*** Input ***

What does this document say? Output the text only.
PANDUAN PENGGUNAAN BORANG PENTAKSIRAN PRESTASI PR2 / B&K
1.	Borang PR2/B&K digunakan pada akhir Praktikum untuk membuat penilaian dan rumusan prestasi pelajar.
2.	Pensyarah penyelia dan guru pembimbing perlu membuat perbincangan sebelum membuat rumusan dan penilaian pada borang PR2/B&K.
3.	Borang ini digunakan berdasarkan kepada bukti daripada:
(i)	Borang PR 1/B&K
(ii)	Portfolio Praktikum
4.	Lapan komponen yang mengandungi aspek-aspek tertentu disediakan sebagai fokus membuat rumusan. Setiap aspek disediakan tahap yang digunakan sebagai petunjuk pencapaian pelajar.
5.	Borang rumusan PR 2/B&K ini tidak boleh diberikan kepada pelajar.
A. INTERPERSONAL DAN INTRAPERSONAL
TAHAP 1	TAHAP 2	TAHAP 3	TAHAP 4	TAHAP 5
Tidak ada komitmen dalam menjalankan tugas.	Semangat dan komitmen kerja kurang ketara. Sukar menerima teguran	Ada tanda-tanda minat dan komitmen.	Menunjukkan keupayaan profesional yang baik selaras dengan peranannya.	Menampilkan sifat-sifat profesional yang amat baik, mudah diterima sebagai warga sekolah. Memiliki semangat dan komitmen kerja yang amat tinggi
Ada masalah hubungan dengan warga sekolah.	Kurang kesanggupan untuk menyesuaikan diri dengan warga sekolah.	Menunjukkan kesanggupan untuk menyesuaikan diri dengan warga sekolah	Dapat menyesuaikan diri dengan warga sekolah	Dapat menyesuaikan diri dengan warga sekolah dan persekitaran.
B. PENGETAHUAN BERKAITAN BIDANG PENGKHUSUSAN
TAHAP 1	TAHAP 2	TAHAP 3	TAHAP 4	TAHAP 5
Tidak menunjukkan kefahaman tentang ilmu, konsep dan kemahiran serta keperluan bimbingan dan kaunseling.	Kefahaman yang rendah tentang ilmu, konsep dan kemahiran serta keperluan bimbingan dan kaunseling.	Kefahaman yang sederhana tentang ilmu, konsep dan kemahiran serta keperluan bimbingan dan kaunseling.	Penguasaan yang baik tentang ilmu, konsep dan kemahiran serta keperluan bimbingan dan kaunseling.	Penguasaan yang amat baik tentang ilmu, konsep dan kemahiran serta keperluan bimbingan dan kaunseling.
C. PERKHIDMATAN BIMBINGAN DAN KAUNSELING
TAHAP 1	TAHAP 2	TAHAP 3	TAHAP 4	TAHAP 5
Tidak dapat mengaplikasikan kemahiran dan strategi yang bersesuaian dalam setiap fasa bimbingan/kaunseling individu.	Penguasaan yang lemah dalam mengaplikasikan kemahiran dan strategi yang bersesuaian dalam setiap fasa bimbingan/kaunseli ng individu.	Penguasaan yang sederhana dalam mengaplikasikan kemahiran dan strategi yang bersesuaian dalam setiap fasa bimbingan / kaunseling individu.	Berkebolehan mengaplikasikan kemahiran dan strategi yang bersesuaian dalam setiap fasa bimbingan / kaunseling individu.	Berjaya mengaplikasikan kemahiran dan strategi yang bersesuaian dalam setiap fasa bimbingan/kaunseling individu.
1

***

Exercise requirements: Each entry above is to be quoted exactly.

Response:
What does this document say? Output the text only.
PANDUAN PENGGUNAAN BORANG PENTAKSIRAN PRESTASI PR2 / B&K
1.	Borang PR2/B&K digunakan pada akhir Praktikum untuk membuat penilaian dan rumusan prestasi pelajar.
2.	Pensyarah penyelia dan guru pembimbing perlu membuat perbincangan sebelum membuat rumusan dan penilaian pada borang PR2/B&K.
3.	Borang ini digunakan berdasarkan kepada bukti daripada:
(i)	Borang PR 1/B&K
(ii)	Portfolio Praktikum
4.	Lapan komponen yang mengandungi aspek-aspek tertentu disediakan sebagai fokus membuat rumusan. Setiap aspek disediakan tahap yang digunakan sebagai petunjuk pencapaian pelajar.
5.	Borang rumusan PR 2/B&K ini tidak boleh diberikan kepada pelajar.
A. INTERPERSONAL DAN INTRAPERSONAL
TAHAP 1	TAHAP 2	TAHAP 3	TAHAP 4	TAHAP 5
Tidak ada komitmen dalam menjalankan tugas.	Semangat dan komitmen kerja kurang ketara. Sukar menerima teguran	Ada tanda-tanda minat dan komitmen.	Menunjukkan keupayaan profesional yang baik selaras dengan peranannya.	Menampilkan sifat-sifat profesional yang amat baik, mudah diterima sebagai warga sekolah. Memiliki semangat dan komitmen kerja yang amat tinggi
Ada masalah hubungan dengan warga sekolah.	Kurang kesanggupan untuk menyesuaikan diri dengan warga sekolah.	Menunjukkan kesanggupan untuk menyesuaikan diri dengan warga sekolah	Dapat menyesuaikan diri dengan warga sekolah	Dapat menyesuaikan diri dengan warga sekolah dan persekitaran.
B. PENGETAHUAN BERKAITAN BIDANG PENGKHUSUSAN
TAHAP 1	TAHAP 2	TAHAP 3	TAHAP 4	TAHAP 5
Tidak menunjukkan kefahaman tentang ilmu, konsep dan kemahiran serta keperluan bimbingan dan kaunseling.	Kefahaman yang rendah tentang ilmu, konsep dan kemahiran serta keperluan bimbingan dan kaunseling.	Kefahaman yang sederhana tentang ilmu, konsep dan kemahiran serta keperluan bimbingan dan kaunseling.	Penguasaan yang baik tentang ilmu, konsep dan kemahiran serta keperluan bimbingan dan kaunseling.	Penguasaan yang amat baik tentang ilmu, konsep dan kemahiran serta keperluan bimbingan dan kaunseling.
C. PERKHIDMATAN BIMBINGAN DAN KAUNSELING
TAHAP 1	TAHAP 2	TAHAP 3	TAHAP 4	TAHAP 5
Tidak dapat mengaplikasikan kemahiran dan strategi yang bersesuaian dalam setiap fasa bimbingan/kaunseling individu.	Penguasaan yang lemah dalam mengaplikasikan kemahiran dan strategi yang bersesuaian dalam setiap fasa bimbingan/kaunseli ng individu.	Penguasaan yang sederhana dalam mengaplikasikan kemahiran dan strategi yang bersesuaian dalam setiap fasa bimbingan / kaunseling individu.	Berkebolehan mengaplikasikan kemahiran dan strategi yang bersesuaian dalam setiap fasa bimbingan / kaunseling individu.	Berjaya mengaplikasikan kemahiran dan strategi yang bersesuaian dalam setiap fasa bimbingan/kaunseling individu.
1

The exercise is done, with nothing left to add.